Stored dataset items
----------------
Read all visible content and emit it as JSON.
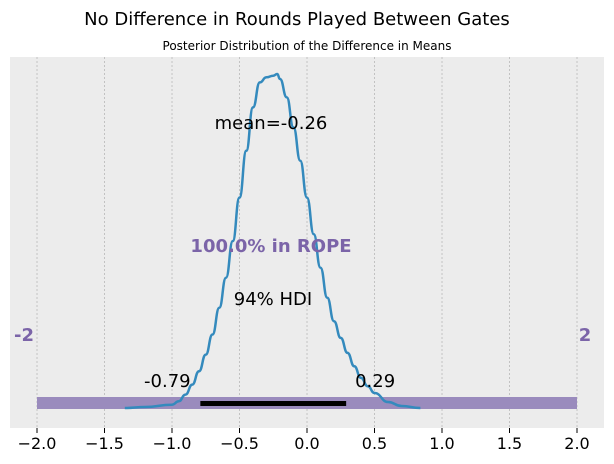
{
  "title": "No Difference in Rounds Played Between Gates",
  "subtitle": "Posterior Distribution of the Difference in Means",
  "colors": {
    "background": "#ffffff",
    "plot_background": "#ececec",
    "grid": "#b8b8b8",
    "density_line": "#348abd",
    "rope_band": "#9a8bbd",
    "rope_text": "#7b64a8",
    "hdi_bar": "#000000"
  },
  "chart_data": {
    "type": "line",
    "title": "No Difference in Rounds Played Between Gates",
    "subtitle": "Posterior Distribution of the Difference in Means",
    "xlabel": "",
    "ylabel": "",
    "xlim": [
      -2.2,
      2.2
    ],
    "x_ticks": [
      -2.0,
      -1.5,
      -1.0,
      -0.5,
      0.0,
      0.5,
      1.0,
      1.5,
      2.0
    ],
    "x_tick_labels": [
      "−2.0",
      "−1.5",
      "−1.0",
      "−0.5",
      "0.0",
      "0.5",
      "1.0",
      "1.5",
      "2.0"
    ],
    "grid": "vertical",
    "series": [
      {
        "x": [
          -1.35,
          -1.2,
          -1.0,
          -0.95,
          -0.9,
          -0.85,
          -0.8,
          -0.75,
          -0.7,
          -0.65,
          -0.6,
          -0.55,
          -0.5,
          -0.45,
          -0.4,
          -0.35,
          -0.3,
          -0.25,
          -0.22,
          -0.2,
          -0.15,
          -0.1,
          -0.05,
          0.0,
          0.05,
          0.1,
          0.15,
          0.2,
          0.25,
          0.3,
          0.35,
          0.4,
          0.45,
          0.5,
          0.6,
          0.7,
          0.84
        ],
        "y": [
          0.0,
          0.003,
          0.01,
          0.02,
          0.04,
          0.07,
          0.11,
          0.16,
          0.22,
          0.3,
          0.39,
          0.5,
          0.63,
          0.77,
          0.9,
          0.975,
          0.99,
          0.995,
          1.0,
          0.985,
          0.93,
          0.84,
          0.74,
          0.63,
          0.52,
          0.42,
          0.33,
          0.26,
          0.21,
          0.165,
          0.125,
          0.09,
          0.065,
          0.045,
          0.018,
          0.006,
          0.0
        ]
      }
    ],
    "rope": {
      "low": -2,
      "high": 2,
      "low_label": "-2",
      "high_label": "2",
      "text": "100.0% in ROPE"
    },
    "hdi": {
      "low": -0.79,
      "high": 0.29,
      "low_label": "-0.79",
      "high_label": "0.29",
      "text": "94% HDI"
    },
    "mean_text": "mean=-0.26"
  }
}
----------------
> **Exercise goal**:
Pick out every line with the string "Difference" and copy it.

> **Exercise solution**:
  "title": "No Difference in Rounds Played Between Gates",
  "subtitle": "Posterior Distribution of the Difference in Means",
    "title": "No Difference in Rounds Played Between Gates",
    "subtitle": "Posterior Distribution of the Difference in Means",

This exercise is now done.